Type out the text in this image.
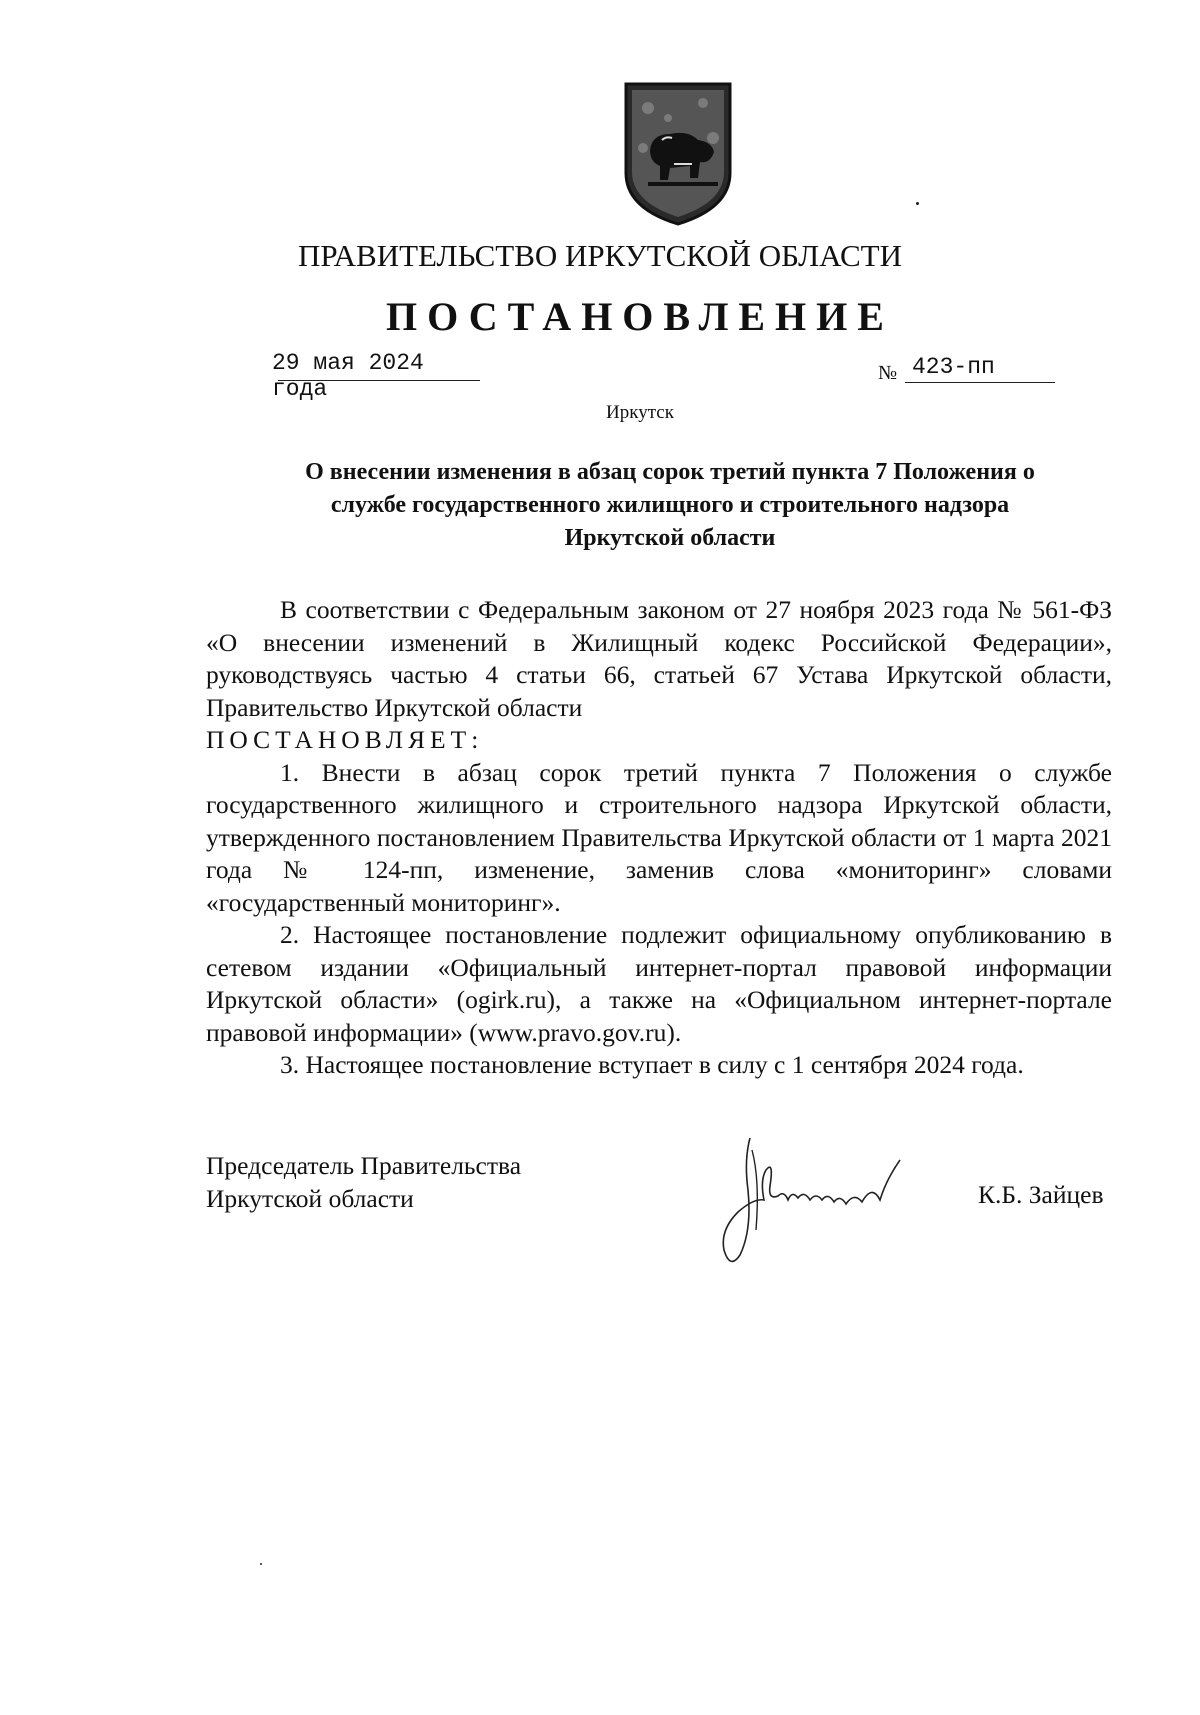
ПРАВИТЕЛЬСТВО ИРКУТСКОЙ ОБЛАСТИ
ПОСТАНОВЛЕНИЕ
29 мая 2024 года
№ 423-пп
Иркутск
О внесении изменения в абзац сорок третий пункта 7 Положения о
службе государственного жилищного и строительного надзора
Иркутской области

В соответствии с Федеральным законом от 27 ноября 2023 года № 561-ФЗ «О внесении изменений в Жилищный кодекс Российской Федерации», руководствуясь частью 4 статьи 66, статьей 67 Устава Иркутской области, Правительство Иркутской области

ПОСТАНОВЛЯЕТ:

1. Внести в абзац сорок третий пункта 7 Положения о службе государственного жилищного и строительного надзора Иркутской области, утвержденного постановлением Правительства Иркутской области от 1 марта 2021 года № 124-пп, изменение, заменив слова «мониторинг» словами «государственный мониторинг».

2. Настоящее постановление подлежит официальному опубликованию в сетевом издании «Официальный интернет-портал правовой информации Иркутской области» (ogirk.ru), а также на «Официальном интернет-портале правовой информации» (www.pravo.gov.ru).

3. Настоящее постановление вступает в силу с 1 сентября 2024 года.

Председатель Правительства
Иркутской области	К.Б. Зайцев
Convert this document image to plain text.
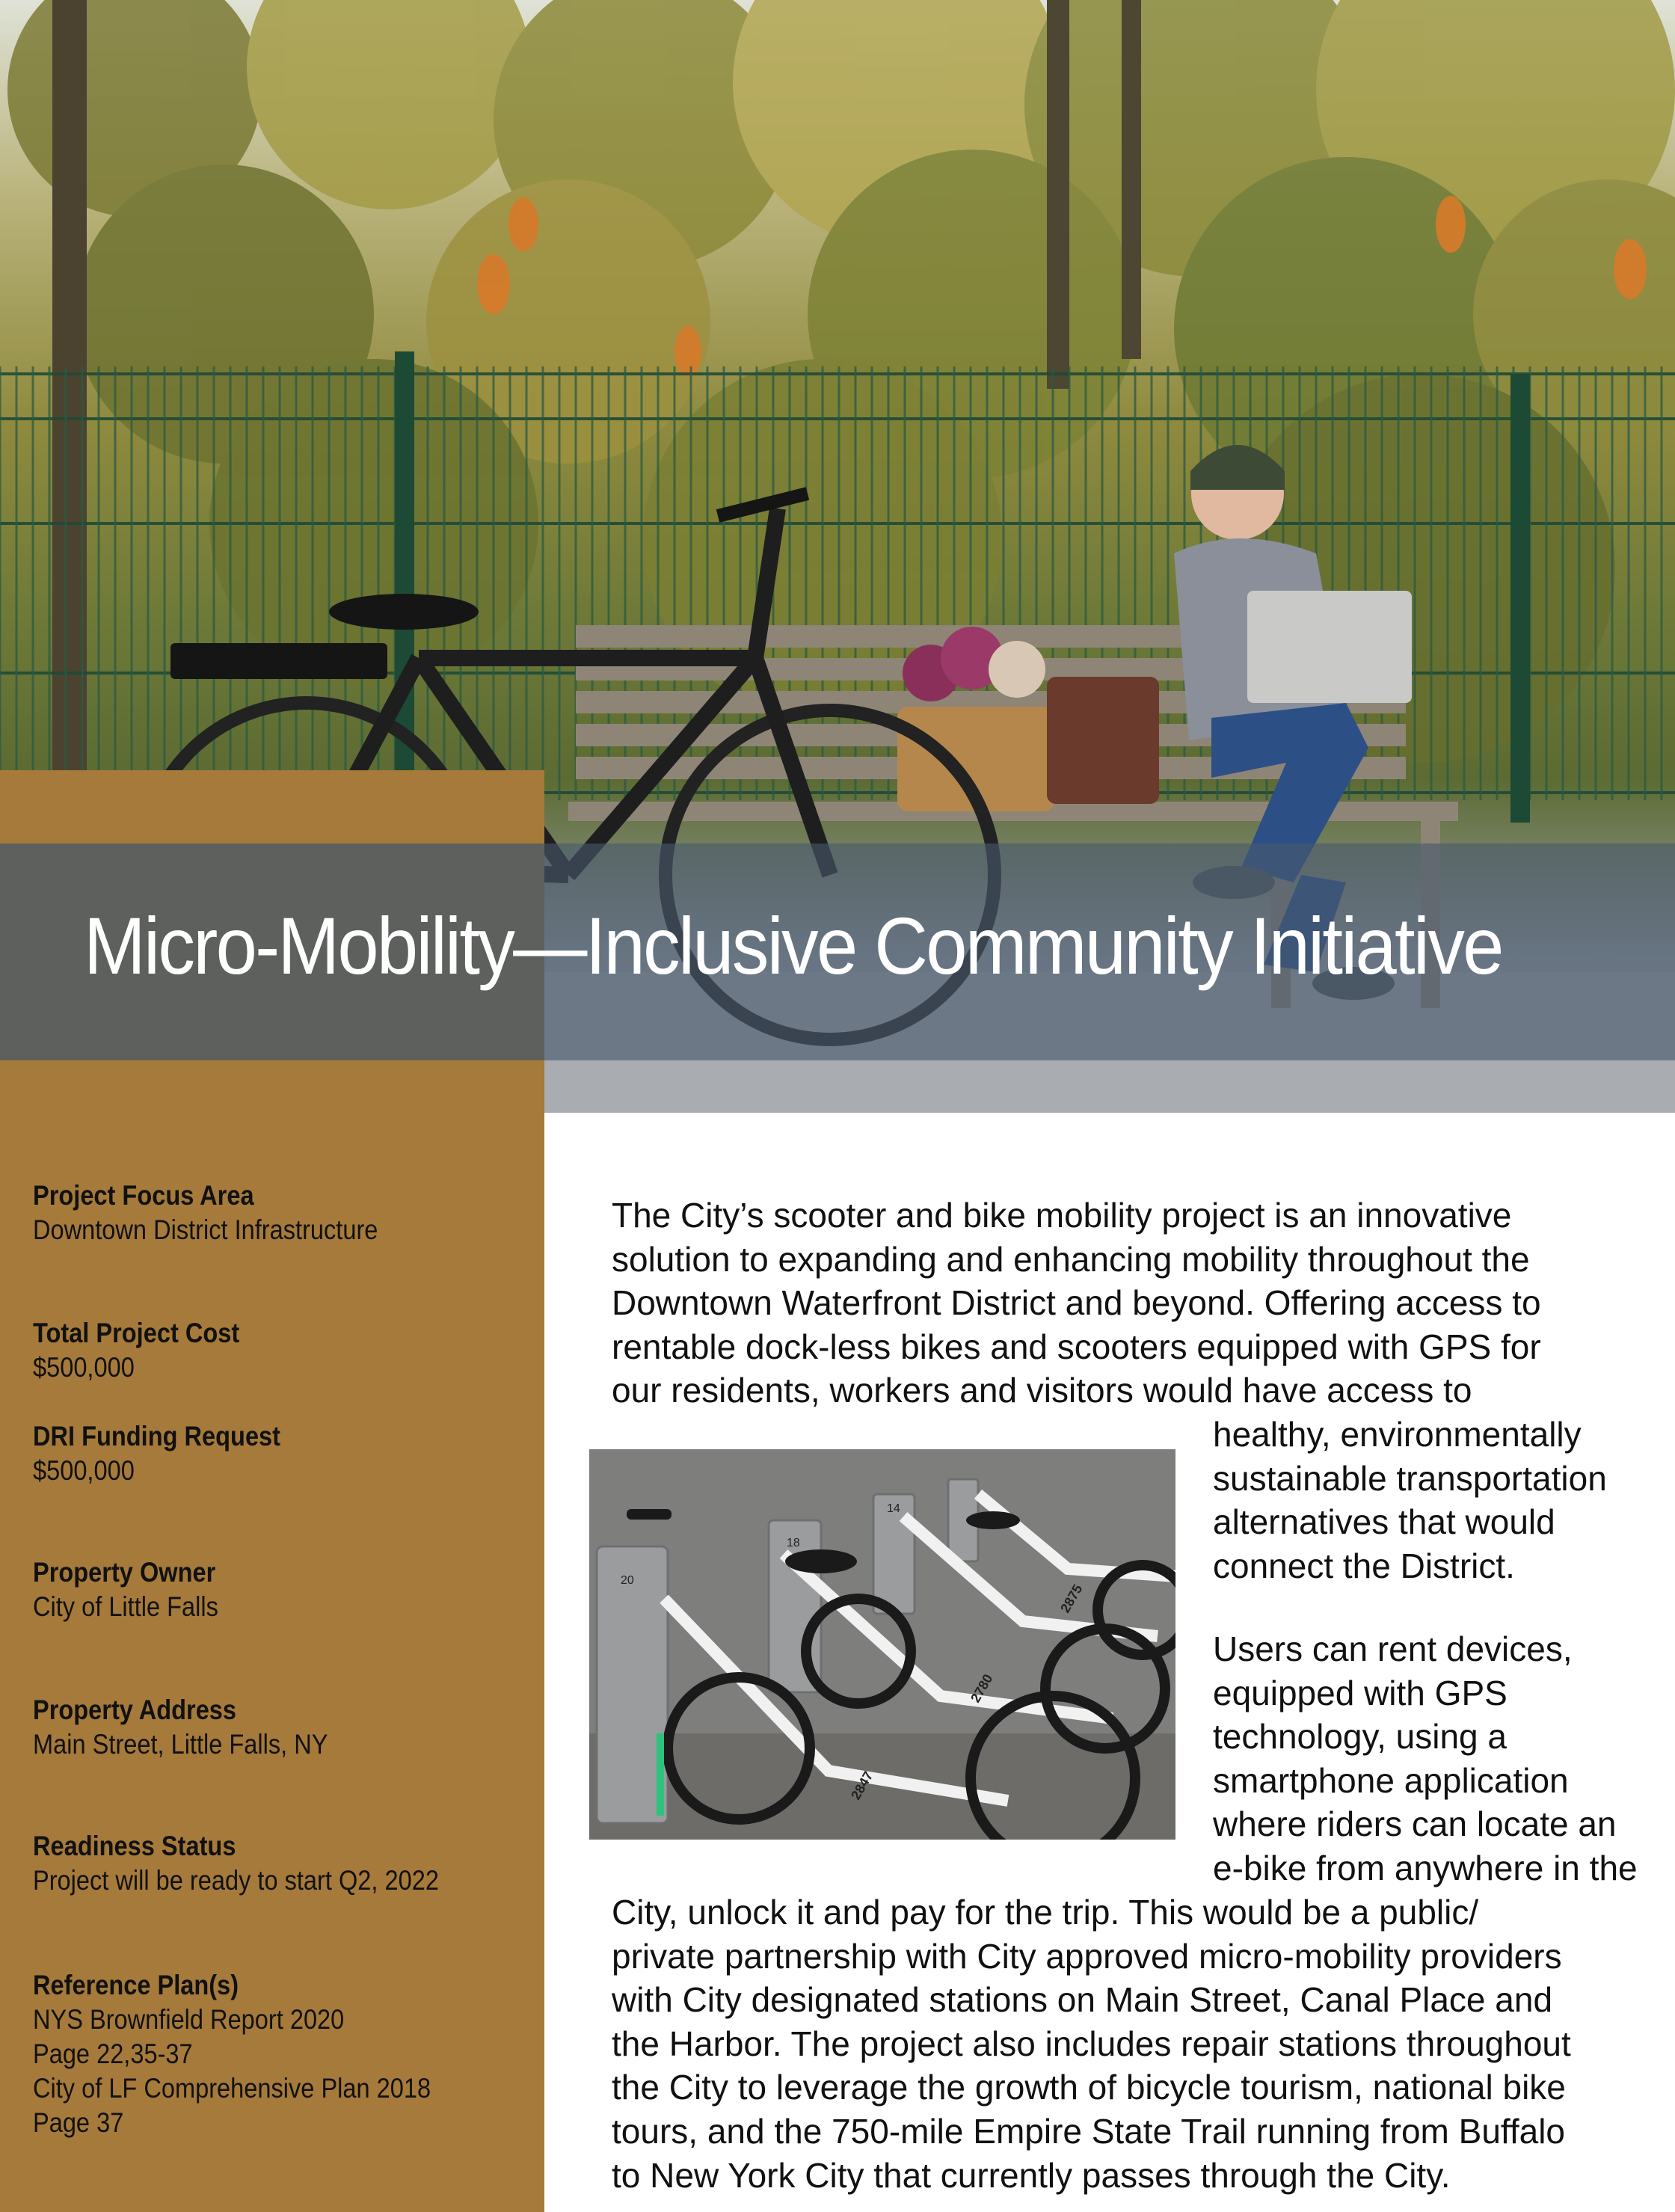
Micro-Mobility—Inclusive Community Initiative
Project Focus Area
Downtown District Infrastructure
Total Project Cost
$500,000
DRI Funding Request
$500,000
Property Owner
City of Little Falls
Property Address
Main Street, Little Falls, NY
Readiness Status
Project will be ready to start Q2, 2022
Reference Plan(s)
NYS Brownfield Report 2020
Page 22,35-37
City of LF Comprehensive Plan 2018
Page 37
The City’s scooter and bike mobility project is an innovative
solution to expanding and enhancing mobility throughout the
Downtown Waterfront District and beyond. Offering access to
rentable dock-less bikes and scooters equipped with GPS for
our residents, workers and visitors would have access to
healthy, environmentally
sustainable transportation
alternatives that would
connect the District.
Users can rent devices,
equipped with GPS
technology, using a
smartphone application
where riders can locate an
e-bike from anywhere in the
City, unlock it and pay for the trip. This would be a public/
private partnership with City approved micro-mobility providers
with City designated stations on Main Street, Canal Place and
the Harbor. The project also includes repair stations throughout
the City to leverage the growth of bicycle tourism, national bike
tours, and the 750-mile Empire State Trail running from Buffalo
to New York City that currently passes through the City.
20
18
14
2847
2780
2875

Requirement » Please output exactly the lines from the line containing "Convert this document image to plain text." through the last line of the records above, both included, and leave out any pictures.

Full response »
Convert this document image to plain text.
Micro-Mobility—Inclusive Community Initiative
Project Focus Area
Downtown District Infrastructure
Total Project Cost
$500,000
DRI Funding Request
$500,000
Property Owner
City of Little Falls
Property Address
Main Street, Little Falls, NY
Readiness Status
Project will be ready to start Q2, 2022
Reference Plan(s)
NYS Brownfield Report 2020
Page 22,35-37
City of LF Comprehensive Plan 2018
Page 37
The City’s scooter and bike mobility project is an innovative
solution to expanding and enhancing mobility throughout the
Downtown Waterfront District and beyond. Offering access to
rentable dock-less bikes and scooters equipped with GPS for
our residents, workers and visitors would have access to
healthy, environmentally
sustainable transportation
alternatives that would
connect the District.
Users can rent devices,
equipped with GPS
technology, using a
smartphone application
where riders can locate an
e-bike from anywhere in the
City, unlock it and pay for the trip. This would be a public/
private partnership with City approved micro-mobility providers
with City designated stations on Main Street, Canal Place and
the Harbor. The project also includes repair stations throughout
the City to leverage the growth of bicycle tourism, national bike
tours, and the 750-mile Empire State Trail running from Buffalo
to New York City that currently passes through the City.
20
18
14
2847
2780
2875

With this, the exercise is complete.